Objective: Lay out every line of the items below as a Markdown table with the columns "Number" and "Text", giving each line its row number and skipping blank lines.

==== Data extract

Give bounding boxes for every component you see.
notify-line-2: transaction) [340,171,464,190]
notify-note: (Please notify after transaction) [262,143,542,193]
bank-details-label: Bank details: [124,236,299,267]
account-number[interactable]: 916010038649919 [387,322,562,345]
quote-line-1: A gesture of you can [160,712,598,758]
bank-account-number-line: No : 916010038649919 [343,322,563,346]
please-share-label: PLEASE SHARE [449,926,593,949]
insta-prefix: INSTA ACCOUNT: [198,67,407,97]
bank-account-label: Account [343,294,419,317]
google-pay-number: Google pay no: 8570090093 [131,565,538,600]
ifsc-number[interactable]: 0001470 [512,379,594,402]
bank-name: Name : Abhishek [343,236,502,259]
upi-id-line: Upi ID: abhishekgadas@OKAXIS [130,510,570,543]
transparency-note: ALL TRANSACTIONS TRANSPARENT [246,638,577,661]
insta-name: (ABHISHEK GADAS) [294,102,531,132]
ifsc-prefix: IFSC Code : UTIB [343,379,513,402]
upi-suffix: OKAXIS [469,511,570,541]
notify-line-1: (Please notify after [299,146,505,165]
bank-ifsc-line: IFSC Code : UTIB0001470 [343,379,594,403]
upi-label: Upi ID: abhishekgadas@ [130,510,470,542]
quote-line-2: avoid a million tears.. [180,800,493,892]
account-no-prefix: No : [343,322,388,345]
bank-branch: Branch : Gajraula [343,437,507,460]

========

Solution for this exercise:
| Number | Text |
|---|---|
| 1 | Give bounding boxes for every component you see. |
| 2 | notify-line-2: transaction) [340,171,464,190] |
| 3 | notify-note: (Please notify after transaction) [262,143,542,193] |
| 4 | bank-details-label: Bank details: [124,236,299,267] |
| 5 | account-number[interactable]: 916010038649919 [387,322,562,345] |
| 6 | quote-line-1: A gesture of you can [160,712,598,758] |
| 7 | bank-account-number-line: No : 916010038649919 [343,322,563,346] |
| 8 | please-share-label: PLEASE SHARE [449,926,593,949] |
| 9 | insta-prefix: INSTA ACCOUNT: [198,67,407,97] |
| 10 | bank-account-label: Account [343,294,419,317] |
| 11 | google-pay-number: Google pay no: 8570090093 [131,565,538,600] |
| 12 | ifsc-number[interactable]: 0001470 [512,379,594,402] |
| 13 | bank-name: Name : Abhishek [343,236,502,259] |
| 14 | upi-id-line: Upi ID: abhishekgadas@OKAXIS [130,510,570,543] |
| 15 | transparency-note: ALL TRANSACTIONS TRANSPARENT [246,638,577,661] |
| 16 | insta-name: (ABHISHEK GADAS) [294,102,531,132] |
| 17 | ifsc-prefix: IFSC Code : UTIB [343,379,513,402] |
| 18 | upi-suffix: OKAXIS [469,511,570,541] |
| 19 | notify-line-1: (Please notify after [299,146,505,165] |
| 20 | bank-ifsc-line: IFSC Code : UTIB0001470 [343,379,594,403] |
| 21 | upi-label: Upi ID: abhishekgadas@ [130,510,470,542] |
| 22 | quote-line-2: avoid a million tears.. [180,800,493,892] |
| 23 | account-no-prefix: No : [343,322,388,345] |
| 24 | bank-branch: Branch : Gajraula [343,437,507,460] |